Stated problem
Read through the records below and copy each line that uses the word "国家环保局".

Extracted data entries
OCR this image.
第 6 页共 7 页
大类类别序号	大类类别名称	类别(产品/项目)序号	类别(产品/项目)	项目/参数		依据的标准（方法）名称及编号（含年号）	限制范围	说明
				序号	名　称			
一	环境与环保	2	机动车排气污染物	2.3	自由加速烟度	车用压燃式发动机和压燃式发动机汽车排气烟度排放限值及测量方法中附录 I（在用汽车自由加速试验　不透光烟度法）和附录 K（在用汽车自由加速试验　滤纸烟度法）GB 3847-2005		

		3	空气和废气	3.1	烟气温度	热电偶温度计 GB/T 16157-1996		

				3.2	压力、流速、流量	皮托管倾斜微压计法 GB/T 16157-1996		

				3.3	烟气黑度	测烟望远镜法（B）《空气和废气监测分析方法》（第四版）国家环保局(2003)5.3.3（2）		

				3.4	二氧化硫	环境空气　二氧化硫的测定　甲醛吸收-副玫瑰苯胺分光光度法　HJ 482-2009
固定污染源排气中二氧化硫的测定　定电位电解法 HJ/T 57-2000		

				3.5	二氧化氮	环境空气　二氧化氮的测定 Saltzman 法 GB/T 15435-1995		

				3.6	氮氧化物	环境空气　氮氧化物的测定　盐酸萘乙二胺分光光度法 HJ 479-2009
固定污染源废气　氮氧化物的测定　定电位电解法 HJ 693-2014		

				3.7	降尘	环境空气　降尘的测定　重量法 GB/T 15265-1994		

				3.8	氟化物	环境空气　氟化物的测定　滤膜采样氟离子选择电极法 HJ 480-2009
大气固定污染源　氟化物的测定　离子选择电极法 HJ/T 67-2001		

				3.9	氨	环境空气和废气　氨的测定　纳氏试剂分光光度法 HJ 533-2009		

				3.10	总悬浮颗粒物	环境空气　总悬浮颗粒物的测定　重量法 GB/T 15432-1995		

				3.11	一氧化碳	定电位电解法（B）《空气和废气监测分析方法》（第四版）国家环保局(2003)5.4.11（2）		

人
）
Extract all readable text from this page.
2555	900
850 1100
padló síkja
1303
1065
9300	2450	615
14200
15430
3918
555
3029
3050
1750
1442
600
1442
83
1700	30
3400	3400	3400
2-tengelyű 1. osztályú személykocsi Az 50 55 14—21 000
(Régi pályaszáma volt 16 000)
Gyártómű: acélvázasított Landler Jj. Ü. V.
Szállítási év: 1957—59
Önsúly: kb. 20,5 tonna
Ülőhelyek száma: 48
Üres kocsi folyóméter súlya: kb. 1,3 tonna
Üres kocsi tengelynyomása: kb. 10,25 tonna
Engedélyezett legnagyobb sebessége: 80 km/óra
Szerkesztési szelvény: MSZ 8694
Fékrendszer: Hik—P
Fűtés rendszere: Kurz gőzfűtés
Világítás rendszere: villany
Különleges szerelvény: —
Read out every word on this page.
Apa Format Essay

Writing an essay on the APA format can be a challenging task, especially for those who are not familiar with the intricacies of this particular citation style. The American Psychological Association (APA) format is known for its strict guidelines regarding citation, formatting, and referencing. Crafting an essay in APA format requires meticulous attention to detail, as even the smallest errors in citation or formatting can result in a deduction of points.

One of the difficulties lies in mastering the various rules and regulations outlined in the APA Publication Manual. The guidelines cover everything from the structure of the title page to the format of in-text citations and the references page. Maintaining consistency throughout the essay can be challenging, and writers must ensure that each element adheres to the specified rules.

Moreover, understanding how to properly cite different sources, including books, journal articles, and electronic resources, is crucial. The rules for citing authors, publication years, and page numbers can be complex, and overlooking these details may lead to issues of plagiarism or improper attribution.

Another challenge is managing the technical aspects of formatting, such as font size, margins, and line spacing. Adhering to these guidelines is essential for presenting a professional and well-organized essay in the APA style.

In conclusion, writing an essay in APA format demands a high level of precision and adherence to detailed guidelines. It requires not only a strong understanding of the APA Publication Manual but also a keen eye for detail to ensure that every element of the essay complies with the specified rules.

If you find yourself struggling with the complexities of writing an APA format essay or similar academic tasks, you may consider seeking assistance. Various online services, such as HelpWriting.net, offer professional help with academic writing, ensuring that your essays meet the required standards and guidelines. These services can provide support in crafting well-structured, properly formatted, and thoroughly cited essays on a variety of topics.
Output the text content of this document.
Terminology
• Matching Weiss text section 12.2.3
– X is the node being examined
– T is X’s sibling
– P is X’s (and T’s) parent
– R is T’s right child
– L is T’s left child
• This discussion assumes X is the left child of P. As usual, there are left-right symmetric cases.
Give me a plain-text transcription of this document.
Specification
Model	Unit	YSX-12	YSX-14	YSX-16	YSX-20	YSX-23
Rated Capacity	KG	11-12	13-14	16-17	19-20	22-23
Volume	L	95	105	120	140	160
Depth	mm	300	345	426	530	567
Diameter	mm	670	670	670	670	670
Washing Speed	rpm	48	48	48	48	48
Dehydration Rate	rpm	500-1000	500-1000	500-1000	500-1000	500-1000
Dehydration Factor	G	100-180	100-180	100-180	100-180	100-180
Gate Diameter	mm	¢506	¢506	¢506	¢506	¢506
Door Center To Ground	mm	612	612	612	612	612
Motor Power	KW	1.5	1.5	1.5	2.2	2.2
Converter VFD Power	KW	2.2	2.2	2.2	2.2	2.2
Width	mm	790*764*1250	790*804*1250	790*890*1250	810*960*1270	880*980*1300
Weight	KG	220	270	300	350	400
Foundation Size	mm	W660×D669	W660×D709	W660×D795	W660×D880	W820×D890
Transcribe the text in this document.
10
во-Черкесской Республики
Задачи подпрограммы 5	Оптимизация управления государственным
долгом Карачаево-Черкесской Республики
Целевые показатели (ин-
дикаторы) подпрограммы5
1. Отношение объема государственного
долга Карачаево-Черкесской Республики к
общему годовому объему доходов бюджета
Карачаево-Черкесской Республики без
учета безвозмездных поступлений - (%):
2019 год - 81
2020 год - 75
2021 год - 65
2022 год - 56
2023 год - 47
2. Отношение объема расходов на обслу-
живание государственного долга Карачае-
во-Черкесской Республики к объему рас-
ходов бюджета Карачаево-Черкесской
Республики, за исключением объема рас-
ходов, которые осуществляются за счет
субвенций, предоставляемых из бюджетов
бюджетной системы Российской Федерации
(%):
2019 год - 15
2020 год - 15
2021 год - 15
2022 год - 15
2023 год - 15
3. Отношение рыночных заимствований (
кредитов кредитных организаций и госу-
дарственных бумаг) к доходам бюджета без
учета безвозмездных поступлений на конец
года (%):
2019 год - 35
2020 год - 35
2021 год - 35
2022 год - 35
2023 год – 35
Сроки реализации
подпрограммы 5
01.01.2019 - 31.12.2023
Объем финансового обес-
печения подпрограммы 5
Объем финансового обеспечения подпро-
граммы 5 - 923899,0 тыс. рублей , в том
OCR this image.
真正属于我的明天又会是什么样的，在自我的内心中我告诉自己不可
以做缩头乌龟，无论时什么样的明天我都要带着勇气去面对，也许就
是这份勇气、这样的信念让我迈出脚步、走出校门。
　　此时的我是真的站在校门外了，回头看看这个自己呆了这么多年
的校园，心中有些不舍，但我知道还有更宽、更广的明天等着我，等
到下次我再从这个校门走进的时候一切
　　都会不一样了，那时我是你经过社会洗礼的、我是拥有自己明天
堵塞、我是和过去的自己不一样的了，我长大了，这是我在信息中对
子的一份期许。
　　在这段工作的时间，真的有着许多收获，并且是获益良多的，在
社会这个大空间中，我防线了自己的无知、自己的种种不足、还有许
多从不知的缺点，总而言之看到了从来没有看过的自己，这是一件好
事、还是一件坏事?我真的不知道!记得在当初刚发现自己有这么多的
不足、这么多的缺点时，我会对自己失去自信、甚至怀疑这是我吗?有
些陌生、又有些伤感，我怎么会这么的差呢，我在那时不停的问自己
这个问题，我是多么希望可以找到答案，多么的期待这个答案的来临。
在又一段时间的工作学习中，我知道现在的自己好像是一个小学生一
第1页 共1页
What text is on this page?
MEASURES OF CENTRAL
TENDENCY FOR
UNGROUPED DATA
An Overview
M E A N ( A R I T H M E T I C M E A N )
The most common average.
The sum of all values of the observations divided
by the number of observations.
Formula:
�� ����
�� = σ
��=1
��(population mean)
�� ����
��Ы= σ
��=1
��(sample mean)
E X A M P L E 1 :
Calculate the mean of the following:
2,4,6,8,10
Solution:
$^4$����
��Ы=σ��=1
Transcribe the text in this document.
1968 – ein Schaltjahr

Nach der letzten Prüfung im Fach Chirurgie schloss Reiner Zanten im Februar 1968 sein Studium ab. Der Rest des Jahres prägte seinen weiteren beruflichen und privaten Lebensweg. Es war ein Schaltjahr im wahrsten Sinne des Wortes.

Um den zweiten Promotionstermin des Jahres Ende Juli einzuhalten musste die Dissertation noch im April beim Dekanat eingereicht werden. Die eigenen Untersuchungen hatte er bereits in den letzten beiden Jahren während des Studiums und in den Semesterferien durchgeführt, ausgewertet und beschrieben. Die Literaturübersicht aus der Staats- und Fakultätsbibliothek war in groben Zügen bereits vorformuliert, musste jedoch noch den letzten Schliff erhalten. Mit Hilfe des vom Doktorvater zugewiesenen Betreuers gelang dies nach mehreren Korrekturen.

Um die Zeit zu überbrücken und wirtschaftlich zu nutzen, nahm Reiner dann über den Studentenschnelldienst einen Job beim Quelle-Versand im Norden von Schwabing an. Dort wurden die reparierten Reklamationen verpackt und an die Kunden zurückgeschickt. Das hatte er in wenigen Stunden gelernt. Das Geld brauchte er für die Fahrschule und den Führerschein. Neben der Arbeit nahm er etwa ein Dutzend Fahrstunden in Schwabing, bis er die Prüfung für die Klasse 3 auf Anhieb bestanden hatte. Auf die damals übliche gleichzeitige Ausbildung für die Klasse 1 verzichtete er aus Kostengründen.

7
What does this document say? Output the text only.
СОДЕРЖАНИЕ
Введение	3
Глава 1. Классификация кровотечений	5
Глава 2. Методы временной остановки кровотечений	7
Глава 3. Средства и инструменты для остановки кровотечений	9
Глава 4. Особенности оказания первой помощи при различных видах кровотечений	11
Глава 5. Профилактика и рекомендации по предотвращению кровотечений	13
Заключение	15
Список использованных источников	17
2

Result
				3.3	烟气黑度	测烟望远镜法（B）《空气和废气监测分析方法》（第四版）国家环保局(2003)5.3.3（2）		
				3.11	一氧化碳	定电位电解法（B）《空气和废气监测分析方法》（第四版）国家环保局(2003)5.4.11（2）		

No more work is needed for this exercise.